- [TASK BRIEF] Extract, from the records beneath this instruction, each line that contains the word "distance".

Dataset records
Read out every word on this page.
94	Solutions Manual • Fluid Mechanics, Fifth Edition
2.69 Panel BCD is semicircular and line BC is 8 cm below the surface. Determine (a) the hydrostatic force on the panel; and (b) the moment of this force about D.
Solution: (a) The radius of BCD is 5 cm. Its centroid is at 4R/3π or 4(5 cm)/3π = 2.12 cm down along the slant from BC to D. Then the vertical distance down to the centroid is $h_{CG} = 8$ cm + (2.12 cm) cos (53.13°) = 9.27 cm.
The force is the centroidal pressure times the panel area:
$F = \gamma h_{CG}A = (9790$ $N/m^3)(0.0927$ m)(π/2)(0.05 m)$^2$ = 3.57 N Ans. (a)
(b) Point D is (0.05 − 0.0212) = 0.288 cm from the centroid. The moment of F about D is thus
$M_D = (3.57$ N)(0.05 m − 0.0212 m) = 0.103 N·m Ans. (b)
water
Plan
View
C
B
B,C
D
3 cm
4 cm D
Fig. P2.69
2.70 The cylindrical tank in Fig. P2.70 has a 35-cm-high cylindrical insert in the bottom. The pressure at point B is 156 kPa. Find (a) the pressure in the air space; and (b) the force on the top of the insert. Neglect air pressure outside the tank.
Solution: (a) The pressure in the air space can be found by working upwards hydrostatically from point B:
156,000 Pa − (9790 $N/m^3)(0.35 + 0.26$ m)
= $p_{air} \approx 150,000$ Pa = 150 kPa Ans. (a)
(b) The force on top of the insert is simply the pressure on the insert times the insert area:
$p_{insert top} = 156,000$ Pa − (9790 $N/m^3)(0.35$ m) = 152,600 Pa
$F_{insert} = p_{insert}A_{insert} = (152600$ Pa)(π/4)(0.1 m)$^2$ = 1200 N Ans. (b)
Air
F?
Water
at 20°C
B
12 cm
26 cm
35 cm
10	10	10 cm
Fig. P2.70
--
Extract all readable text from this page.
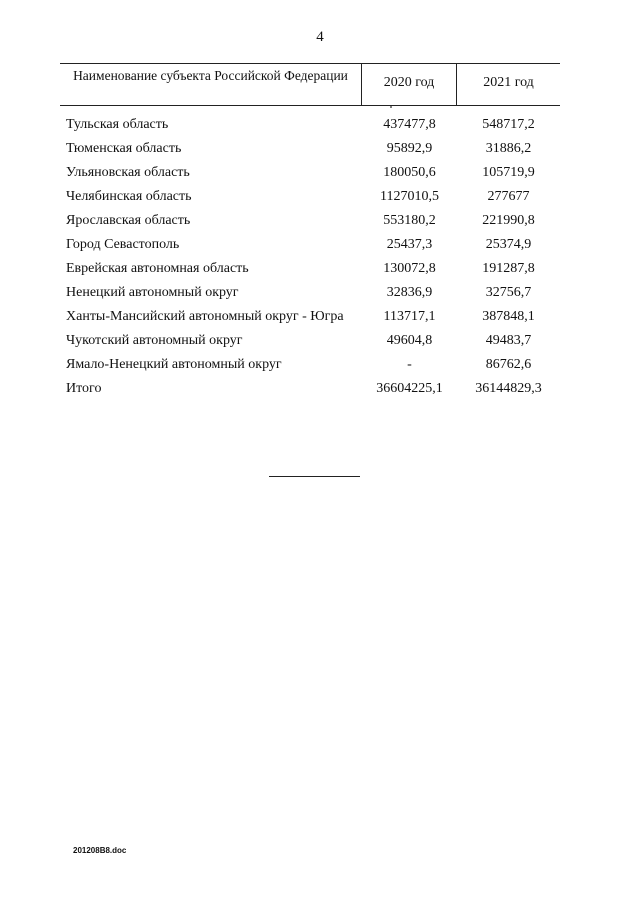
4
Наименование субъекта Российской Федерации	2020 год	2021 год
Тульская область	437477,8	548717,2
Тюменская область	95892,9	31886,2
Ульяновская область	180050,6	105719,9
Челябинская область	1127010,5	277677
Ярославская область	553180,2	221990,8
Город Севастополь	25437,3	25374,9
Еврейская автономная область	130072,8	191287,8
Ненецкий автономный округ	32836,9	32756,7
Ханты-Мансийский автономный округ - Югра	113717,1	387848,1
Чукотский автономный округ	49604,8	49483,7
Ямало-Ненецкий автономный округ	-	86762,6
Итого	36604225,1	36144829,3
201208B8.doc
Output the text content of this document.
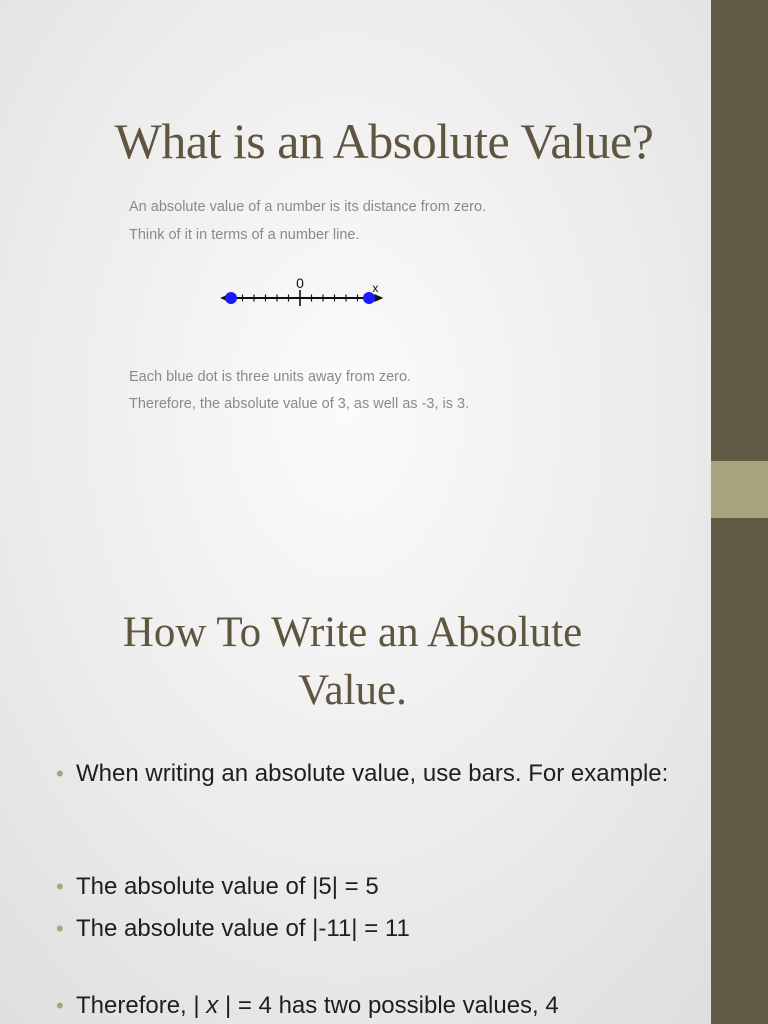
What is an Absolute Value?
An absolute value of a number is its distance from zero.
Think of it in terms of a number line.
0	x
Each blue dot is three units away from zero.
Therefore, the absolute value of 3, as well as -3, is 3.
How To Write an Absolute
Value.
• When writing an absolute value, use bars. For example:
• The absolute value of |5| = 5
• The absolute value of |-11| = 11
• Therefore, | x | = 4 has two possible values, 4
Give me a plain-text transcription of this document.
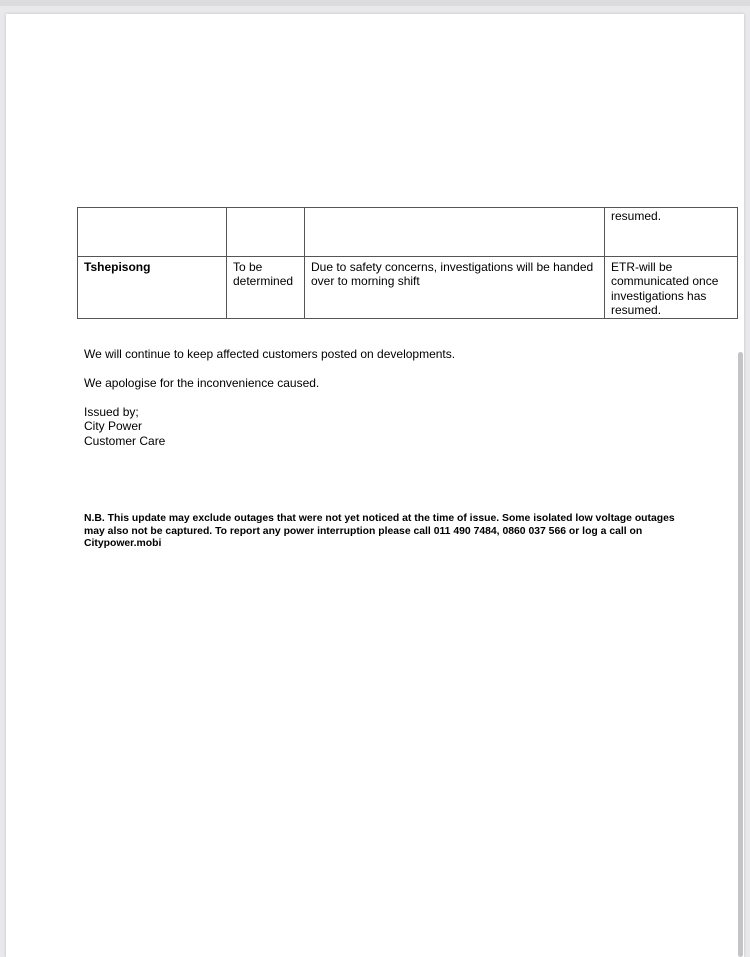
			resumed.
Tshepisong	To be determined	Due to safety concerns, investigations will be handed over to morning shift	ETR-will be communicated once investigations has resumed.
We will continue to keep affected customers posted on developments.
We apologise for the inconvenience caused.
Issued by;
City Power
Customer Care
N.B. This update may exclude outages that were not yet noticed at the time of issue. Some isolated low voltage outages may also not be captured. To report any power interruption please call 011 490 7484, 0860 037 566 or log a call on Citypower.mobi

- [SOLUTION TO THIS TASK]
Solution: (a) The radius of BCD is 5 cm. Its centroid is at 4R/3π or 4(5 cm)/3π = 2.12 cm down along the slant from BC to D. Then the vertical distance down to the centroid is $h_{CG} = 8$ cm + (2.12 cm) cos (53.13°) = 9.27 cm.
An absolute value of a number is its distance from zero.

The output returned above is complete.